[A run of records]

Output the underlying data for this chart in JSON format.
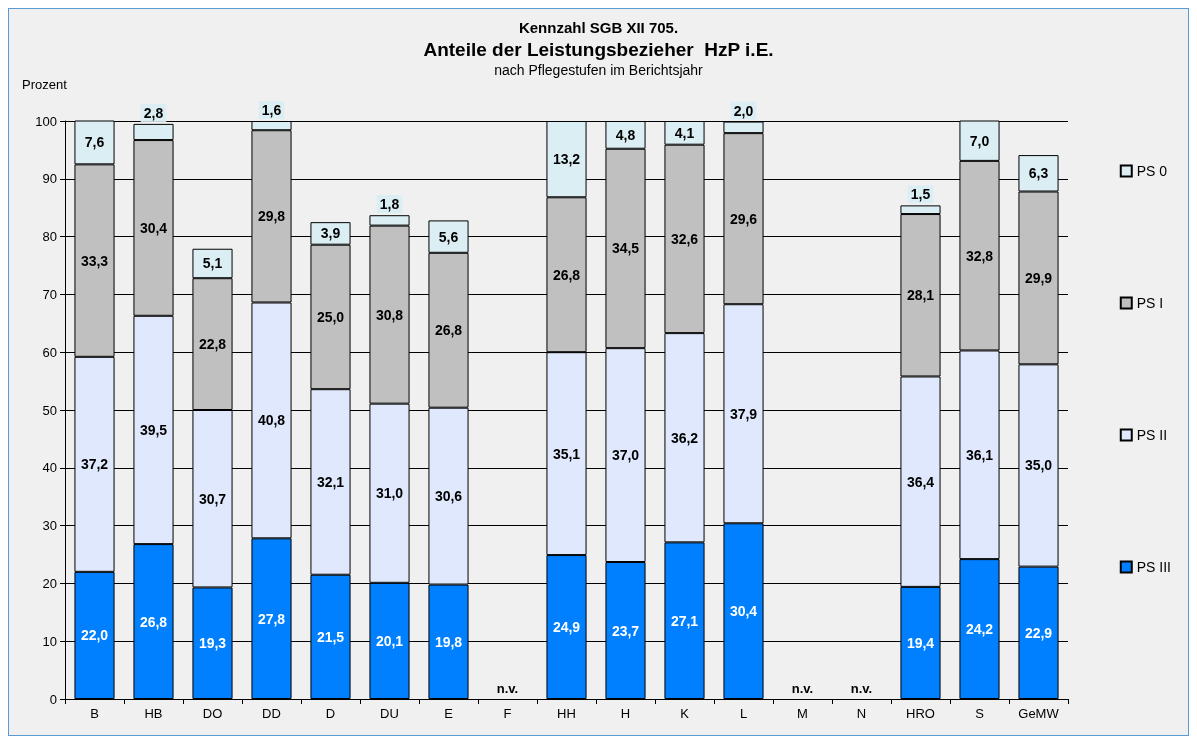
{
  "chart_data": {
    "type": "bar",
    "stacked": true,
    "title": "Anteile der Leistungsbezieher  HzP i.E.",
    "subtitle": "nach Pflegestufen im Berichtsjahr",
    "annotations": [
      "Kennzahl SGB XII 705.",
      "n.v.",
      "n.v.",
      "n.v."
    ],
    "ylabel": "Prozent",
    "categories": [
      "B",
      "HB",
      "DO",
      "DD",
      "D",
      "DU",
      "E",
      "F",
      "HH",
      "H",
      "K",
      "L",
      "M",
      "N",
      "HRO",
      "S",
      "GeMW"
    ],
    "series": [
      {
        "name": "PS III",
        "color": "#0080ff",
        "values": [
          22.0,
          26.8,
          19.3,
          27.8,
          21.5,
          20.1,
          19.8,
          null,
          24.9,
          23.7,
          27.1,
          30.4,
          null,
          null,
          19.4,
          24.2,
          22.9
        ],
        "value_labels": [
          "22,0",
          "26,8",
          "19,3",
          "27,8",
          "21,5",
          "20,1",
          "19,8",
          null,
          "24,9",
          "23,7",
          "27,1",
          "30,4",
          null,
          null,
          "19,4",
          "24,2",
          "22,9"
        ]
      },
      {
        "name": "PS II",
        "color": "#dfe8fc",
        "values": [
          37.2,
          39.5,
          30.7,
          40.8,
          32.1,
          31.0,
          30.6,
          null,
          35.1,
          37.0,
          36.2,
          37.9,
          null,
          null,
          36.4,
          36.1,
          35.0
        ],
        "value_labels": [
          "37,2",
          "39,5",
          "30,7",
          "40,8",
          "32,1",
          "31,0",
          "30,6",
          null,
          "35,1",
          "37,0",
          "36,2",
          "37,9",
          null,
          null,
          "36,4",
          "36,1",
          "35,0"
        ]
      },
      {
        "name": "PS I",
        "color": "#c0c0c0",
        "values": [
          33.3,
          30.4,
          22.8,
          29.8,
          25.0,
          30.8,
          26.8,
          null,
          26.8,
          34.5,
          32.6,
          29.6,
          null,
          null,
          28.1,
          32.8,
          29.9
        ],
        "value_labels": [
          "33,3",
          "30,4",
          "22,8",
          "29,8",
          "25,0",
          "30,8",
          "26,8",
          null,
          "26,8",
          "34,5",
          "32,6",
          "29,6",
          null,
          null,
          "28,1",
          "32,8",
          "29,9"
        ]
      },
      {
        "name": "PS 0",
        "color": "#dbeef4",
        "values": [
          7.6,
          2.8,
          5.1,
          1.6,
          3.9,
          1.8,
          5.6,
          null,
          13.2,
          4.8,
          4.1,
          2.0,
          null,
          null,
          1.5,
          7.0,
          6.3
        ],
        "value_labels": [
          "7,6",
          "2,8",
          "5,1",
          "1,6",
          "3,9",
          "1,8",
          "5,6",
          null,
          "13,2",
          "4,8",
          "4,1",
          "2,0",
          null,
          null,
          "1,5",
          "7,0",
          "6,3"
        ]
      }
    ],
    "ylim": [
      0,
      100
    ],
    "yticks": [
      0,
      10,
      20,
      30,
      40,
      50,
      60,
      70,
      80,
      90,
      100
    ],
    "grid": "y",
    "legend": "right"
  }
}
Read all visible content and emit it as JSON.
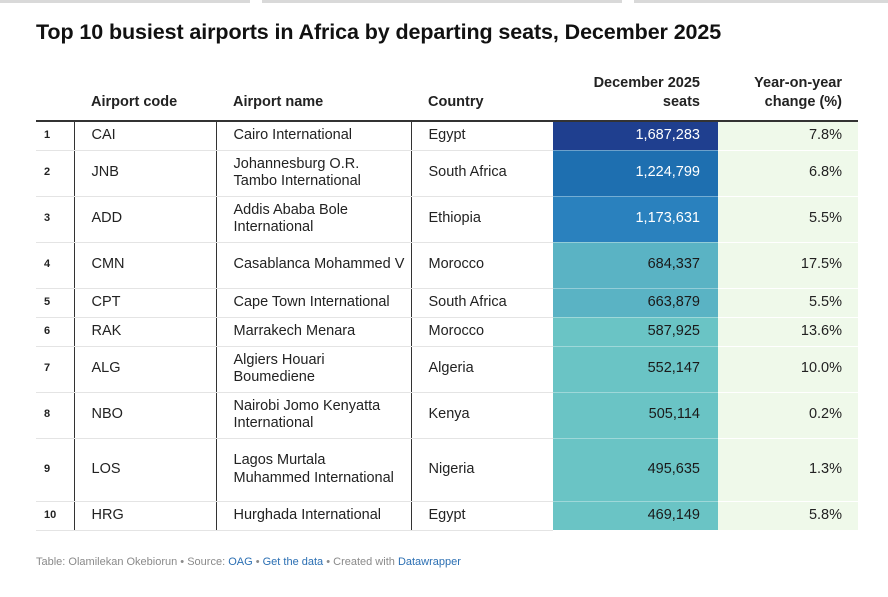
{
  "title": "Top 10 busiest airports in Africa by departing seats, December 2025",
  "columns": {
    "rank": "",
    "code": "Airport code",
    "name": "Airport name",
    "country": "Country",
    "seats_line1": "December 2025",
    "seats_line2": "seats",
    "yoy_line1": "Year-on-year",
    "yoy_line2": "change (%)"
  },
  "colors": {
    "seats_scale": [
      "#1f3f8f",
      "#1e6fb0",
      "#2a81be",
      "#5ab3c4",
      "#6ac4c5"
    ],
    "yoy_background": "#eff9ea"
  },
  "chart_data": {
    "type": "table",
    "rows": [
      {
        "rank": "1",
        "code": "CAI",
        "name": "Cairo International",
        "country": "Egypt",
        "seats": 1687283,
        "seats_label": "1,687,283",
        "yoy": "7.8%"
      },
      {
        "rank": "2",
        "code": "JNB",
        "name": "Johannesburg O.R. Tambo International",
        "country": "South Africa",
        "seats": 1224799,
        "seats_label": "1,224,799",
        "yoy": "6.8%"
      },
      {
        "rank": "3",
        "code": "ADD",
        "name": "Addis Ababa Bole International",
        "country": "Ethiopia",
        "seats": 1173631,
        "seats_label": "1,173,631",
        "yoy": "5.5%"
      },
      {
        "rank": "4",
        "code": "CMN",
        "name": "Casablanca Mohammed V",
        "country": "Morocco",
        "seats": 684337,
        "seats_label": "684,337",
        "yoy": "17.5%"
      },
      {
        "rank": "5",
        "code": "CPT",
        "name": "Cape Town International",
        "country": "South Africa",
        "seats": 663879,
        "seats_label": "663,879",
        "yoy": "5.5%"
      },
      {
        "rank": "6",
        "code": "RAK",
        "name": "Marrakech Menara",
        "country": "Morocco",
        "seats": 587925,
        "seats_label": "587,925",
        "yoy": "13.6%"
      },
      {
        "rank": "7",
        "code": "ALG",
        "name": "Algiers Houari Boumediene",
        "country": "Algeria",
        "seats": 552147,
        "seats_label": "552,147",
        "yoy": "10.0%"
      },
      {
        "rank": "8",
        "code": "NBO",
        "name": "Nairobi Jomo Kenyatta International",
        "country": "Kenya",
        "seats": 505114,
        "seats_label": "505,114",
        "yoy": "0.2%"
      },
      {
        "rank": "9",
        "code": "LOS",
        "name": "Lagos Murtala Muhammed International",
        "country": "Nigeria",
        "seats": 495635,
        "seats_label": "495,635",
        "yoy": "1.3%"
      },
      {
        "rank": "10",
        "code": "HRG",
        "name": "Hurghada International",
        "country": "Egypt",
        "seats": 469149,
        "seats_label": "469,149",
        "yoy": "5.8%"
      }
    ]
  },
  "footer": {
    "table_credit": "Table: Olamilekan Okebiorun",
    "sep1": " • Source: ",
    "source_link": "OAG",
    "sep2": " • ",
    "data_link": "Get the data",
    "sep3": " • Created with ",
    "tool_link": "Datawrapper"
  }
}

PROBLEM: Report all lines of the material that contain the word "JSON".

ANSWER TO THE EXERCISE:
Output the underlying data for this chart in JSON format.
Read all visible content and emit it as JSON.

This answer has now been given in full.